> Records for the task
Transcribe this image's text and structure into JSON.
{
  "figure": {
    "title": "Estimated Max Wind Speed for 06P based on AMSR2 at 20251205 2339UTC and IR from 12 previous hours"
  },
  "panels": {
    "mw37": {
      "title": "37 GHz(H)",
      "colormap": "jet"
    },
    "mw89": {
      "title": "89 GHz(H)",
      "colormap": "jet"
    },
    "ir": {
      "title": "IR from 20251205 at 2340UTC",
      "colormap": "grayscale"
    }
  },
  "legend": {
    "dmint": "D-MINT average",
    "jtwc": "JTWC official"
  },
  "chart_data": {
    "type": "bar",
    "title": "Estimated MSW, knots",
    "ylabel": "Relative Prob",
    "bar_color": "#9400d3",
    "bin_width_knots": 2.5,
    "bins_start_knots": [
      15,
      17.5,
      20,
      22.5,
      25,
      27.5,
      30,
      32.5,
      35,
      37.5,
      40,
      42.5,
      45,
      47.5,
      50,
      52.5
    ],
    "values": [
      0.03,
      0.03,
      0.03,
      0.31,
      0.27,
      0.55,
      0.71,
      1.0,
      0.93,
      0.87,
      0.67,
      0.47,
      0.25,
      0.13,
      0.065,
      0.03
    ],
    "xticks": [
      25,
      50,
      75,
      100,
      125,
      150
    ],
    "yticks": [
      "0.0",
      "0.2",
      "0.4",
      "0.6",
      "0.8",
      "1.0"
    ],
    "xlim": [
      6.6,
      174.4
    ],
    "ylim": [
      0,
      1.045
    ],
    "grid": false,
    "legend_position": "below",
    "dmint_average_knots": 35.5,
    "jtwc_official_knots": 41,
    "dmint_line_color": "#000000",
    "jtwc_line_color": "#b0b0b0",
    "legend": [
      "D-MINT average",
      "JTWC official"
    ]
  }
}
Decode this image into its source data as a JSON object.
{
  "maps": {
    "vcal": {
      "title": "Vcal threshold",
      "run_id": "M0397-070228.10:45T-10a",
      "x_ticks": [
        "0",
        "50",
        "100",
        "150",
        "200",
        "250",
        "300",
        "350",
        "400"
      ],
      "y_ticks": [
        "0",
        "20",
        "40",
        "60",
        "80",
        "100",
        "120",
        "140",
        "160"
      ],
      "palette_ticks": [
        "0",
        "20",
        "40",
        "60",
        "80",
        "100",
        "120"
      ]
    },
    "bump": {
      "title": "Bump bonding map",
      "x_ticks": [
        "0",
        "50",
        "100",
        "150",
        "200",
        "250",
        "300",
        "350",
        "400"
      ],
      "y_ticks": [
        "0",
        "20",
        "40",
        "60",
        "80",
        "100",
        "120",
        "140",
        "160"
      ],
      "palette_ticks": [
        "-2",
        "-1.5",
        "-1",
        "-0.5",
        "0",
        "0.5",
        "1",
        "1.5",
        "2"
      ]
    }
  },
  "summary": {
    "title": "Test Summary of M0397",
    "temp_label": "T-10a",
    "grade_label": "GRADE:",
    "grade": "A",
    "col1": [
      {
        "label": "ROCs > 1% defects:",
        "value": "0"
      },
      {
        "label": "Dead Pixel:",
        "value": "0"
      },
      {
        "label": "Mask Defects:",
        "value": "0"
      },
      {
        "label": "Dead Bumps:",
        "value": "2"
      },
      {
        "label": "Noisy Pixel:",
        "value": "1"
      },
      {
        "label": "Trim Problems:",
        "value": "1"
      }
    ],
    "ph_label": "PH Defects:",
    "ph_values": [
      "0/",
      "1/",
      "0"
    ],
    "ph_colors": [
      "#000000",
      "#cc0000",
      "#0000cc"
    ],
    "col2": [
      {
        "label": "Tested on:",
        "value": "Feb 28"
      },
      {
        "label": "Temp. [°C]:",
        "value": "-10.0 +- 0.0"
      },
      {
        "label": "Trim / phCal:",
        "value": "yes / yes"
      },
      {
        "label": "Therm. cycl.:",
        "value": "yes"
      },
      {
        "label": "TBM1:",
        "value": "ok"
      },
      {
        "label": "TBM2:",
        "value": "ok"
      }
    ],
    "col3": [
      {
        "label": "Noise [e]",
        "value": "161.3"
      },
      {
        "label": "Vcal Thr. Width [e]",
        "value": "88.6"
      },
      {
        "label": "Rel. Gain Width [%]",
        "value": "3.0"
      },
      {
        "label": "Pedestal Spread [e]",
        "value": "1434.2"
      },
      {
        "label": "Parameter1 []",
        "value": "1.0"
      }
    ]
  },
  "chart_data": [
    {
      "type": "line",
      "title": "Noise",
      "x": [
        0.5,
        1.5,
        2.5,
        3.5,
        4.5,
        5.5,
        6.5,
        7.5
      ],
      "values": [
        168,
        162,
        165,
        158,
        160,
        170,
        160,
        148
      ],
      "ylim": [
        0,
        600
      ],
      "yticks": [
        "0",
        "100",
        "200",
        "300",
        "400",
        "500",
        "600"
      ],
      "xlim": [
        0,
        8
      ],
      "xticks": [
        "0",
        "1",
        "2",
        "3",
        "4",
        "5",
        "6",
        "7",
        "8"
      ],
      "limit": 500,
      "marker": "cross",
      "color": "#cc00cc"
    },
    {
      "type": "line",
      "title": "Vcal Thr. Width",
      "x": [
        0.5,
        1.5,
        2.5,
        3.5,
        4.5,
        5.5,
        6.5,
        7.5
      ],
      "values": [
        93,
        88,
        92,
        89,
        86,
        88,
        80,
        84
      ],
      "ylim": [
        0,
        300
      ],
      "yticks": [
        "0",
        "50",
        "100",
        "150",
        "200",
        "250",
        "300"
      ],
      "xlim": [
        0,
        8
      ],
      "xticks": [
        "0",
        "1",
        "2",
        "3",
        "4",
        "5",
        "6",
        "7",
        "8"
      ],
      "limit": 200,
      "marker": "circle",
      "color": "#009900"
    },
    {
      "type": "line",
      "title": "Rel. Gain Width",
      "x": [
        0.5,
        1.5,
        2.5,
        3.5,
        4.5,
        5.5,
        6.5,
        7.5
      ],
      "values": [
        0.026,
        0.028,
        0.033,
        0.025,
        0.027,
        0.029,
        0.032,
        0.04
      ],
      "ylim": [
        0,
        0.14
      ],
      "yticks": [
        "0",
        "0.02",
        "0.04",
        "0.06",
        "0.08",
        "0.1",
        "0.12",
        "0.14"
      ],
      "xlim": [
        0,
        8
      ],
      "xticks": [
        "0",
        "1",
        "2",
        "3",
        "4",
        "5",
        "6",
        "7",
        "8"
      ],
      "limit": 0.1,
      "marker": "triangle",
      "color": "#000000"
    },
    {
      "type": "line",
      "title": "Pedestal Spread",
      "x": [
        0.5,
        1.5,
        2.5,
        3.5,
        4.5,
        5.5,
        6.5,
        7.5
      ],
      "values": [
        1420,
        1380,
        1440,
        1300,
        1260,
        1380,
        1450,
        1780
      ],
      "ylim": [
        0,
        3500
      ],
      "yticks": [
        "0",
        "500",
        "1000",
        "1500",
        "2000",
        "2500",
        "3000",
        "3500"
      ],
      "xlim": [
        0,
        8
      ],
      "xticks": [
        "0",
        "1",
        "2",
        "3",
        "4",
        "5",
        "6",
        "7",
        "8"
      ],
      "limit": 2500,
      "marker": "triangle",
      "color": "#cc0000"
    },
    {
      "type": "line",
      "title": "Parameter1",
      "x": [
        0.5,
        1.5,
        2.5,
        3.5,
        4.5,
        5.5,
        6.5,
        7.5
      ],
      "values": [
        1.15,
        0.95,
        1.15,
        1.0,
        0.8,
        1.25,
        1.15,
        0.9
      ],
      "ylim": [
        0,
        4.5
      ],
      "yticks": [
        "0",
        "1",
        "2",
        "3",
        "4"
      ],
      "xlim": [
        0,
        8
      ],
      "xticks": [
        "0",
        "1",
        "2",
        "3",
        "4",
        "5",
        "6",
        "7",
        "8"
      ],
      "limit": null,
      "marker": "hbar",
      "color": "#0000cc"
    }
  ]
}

> Task objective
From the material above, copy each line that includes the word "image".

> Finished exercise
Transcribe this image's text and structure into JSON.
Decode this image into its source data as a JSON object.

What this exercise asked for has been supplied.